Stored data

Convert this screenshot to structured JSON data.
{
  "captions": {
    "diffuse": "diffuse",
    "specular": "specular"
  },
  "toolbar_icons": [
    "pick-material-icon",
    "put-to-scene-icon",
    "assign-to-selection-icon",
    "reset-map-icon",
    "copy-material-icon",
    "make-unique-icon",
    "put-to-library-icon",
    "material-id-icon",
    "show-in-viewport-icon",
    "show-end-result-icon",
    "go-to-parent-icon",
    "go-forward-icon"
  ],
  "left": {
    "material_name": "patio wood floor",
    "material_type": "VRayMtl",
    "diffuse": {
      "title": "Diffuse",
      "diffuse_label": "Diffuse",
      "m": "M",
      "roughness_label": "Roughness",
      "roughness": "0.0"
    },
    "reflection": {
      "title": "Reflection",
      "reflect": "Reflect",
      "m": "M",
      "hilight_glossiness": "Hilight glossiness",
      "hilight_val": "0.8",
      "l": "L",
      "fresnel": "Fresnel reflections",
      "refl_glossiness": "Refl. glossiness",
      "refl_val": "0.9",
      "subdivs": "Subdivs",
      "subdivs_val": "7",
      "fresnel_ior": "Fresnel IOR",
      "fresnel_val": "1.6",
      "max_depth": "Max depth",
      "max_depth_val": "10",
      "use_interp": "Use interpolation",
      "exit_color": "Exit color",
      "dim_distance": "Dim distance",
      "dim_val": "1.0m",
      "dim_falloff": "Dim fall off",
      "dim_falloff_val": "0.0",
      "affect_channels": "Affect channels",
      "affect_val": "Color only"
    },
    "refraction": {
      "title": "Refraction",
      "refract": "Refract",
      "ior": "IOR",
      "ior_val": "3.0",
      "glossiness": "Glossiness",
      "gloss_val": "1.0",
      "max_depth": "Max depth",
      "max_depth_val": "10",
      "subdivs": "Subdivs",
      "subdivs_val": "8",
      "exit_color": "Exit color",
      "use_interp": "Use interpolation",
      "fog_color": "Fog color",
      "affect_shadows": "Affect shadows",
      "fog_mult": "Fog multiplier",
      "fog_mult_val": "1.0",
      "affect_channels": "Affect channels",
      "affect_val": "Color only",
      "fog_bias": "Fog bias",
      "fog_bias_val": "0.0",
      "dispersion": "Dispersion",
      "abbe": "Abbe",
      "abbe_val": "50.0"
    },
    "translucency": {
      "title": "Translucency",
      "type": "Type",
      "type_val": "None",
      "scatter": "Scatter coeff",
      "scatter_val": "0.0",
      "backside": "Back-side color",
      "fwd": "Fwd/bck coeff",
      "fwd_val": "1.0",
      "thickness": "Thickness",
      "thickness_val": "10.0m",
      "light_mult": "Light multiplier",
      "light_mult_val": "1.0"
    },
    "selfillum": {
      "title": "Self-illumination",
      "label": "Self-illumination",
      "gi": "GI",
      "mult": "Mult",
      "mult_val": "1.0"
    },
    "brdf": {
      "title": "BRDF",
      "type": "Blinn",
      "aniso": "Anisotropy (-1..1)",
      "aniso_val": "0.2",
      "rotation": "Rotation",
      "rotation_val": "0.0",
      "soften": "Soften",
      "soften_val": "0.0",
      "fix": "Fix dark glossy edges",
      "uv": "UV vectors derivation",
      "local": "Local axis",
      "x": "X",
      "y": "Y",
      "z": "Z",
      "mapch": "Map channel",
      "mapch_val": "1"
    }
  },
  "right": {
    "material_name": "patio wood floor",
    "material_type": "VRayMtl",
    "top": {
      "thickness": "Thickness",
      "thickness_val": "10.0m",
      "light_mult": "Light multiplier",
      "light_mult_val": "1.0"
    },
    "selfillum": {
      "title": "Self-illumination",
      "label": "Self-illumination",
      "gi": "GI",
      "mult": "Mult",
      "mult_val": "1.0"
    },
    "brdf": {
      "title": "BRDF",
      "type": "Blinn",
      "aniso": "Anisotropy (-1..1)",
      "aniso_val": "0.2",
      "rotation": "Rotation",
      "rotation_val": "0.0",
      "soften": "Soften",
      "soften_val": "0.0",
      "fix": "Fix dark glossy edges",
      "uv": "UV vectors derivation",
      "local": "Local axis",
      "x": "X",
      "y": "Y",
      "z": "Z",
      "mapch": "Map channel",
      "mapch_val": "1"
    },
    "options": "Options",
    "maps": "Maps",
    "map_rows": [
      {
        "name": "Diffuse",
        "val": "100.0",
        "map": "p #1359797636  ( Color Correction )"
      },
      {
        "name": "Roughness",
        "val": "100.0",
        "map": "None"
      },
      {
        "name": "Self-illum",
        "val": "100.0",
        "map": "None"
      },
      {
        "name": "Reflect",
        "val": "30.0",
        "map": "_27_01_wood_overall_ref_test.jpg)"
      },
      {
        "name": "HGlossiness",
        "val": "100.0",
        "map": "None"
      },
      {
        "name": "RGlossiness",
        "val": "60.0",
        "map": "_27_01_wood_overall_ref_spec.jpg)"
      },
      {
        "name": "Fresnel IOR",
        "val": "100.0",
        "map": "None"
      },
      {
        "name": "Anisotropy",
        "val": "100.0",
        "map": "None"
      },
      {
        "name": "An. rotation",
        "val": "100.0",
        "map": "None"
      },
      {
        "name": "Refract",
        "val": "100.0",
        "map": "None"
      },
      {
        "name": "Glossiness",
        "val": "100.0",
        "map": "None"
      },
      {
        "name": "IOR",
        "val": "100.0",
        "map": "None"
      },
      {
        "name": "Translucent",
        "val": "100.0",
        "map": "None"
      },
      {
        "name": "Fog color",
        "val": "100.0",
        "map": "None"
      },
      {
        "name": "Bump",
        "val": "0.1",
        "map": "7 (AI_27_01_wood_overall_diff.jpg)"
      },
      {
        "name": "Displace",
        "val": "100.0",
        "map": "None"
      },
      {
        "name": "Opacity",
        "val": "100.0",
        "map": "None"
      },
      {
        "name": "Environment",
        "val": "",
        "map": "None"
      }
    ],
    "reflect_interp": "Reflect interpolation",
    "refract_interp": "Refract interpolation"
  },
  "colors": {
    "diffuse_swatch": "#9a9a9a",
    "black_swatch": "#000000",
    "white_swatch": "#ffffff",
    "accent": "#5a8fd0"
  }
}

** Task **
Set down the listing in full, keeping every word exactly as it is.

** Worked solution **
Convert this screenshot to structured JSON data.
{
  "captions": {
    "diffuse": "diffuse",
    "specular": "specular"
  },
  "toolbar_icons": [
    "pick-material-icon",
    "put-to-scene-icon",
    "assign-to-selection-icon",
    "reset-map-icon",
    "copy-material-icon",
    "make-unique-icon",
    "put-to-library-icon",
    "material-id-icon",
    "show-in-viewport-icon",
    "show-end-result-icon",
    "go-to-parent-icon",
    "go-forward-icon"
  ],
  "left": {
    "material_name": "patio wood floor",
    "material_type": "VRayMtl",
    "diffuse": {
      "title": "Diffuse",
      "diffuse_label": "Diffuse",
      "m": "M",
      "roughness_label": "Roughness",
      "roughness": "0.0"
    },
    "reflection": {
      "title": "Reflection",
      "reflect": "Reflect",
      "m": "M",
      "hilight_glossiness": "Hilight glossiness",
      "hilight_val": "0.8",
      "l": "L",
      "fresnel": "Fresnel reflections",
      "refl_glossiness": "Refl. glossiness",
      "refl_val": "0.9",
      "subdivs": "Subdivs",
      "subdivs_val": "7",
      "fresnel_ior": "Fresnel IOR",
      "fresnel_val": "1.6",
      "max_depth": "Max depth",
      "max_depth_val": "10",
      "use_interp": "Use interpolation",
      "exit_color": "Exit color",
      "dim_distance": "Dim distance",
      "dim_val": "1.0m",
      "dim_falloff": "Dim fall off",
      "dim_falloff_val": "0.0",
      "affect_channels": "Affect channels",
      "affect_val": "Color only"
    },
    "refraction": {
      "title": "Refraction",
      "refract": "Refract",
      "ior": "IOR",
      "ior_val": "3.0",
      "glossiness": "Glossiness",
      "gloss_val": "1.0",
      "max_depth": "Max depth",
      "max_depth_val": "10",
      "subdivs": "Subdivs",
      "subdivs_val": "8",
      "exit_color": "Exit color",
      "use_interp": "Use interpolation",
      "fog_color": "Fog color",
      "affect_shadows": "Affect shadows",
      "fog_mult": "Fog multiplier",
      "fog_mult_val": "1.0",
      "affect_channels": "Affect channels",
      "affect_val": "Color only",
      "fog_bias": "Fog bias",
      "fog_bias_val": "0.0",
      "dispersion": "Dispersion",
      "abbe": "Abbe",
      "abbe_val": "50.0"
    },
    "translucency": {
      "title": "Translucency",
      "type": "Type",
      "type_val": "None",
      "scatter": "Scatter coeff",
      "scatter_val": "0.0",
      "backside": "Back-side color",
      "fwd": "Fwd/bck coeff",
      "fwd_val": "1.0",
      "thickness": "Thickness",
      "thickness_val": "10.0m",
      "light_mult": "Light multiplier",
      "light_mult_val": "1.0"
    },
    "selfillum": {
      "title": "Self-illumination",
      "label": "Self-illumination",
      "gi": "GI",
      "mult": "Mult",
      "mult_val": "1.0"
    },
    "brdf": {
      "title": "BRDF",
      "type": "Blinn",
      "aniso": "Anisotropy (-1..1)",
      "aniso_val": "0.2",
      "rotation": "Rotation",
      "rotation_val": "0.0",
      "soften": "Soften",
      "soften_val": "0.0",
      "fix": "Fix dark glossy edges",
      "uv": "UV vectors derivation",
      "local": "Local axis",
      "x": "X",
      "y": "Y",
      "z": "Z",
      "mapch": "Map channel",
      "mapch_val": "1"
    }
  },
  "right": {
    "material_name": "patio wood floor",
    "material_type": "VRayMtl",
    "top": {
      "thickness": "Thickness",
      "thickness_val": "10.0m",
      "light_mult": "Light multiplier",
      "light_mult_val": "1.0"
    },
    "selfillum": {
      "title": "Self-illumination",
      "label": "Self-illumination",
      "gi": "GI",
      "mult": "Mult",
      "mult_val": "1.0"
    },
    "brdf": {
      "title": "BRDF",
      "type": "Blinn",
      "aniso": "Anisotropy (-1..1)",
      "aniso_val": "0.2",
      "rotation": "Rotation",
      "rotation_val": "0.0",
      "soften": "Soften",
      "soften_val": "0.0",
      "fix": "Fix dark glossy edges",
      "uv": "UV vectors derivation",
      "local": "Local axis",
      "x": "X",
      "y": "Y",
      "z": "Z",
      "mapch": "Map channel",
      "mapch_val": "1"
    },
    "options": "Options",
    "maps": "Maps",
    "map_rows": [
      {
        "name": "Diffuse",
        "val": "100.0",
        "map": "p #1359797636  ( Color Correction )"
      },
      {
        "name": "Roughness",
        "val": "100.0",
        "map": "None"
      },
      {
        "name": "Self-illum",
        "val": "100.0",
        "map": "None"
      },
      {
        "name": "Reflect",
        "val": "30.0",
        "map": "_27_01_wood_overall_ref_test.jpg)"
      },
      {
        "name": "HGlossiness",
        "val": "100.0",
        "map": "None"
      },
      {
        "name": "RGlossiness",
        "val": "60.0",
        "map": "_27_01_wood_overall_ref_spec.jpg)"
      },
      {
        "name": "Fresnel IOR",
        "val": "100.0",
        "map": "None"
      },
      {
        "name": "Anisotropy",
        "val": "100.0",
        "map": "None"
      },
      {
        "name": "An. rotation",
        "val": "100.0",
        "map": "None"
      },
      {
        "name": "Refract",
        "val": "100.0",
        "map": "None"
      },
      {
        "name": "Glossiness",
        "val": "100.0",
        "map": "None"
      },
      {
        "name": "IOR",
        "val": "100.0",
        "map": "None"
      },
      {
        "name": "Translucent",
        "val": "100.0",
        "map": "None"
      },
      {
        "name": "Fog color",
        "val": "100.0",
        "map": "None"
      },
      {
        "name": "Bump",
        "val": "0.1",
        "map": "7 (AI_27_01_wood_overall_diff.jpg)"
      },
      {
        "name": "Displace",
        "val": "100.0",
        "map": "None"
      },
      {
        "name": "Opacity",
        "val": "100.0",
        "map": "None"
      },
      {
        "name": "Environment",
        "val": "",
        "map": "None"
      }
    ],
    "reflect_interp": "Reflect interpolation",
    "refract_interp": "Refract interpolation"
  },
  "colors": {
    "diffuse_swatch": "#9a9a9a",
    "black_swatch": "#000000",
    "white_swatch": "#ffffff",
    "accent": "#5a8fd0"
  }
}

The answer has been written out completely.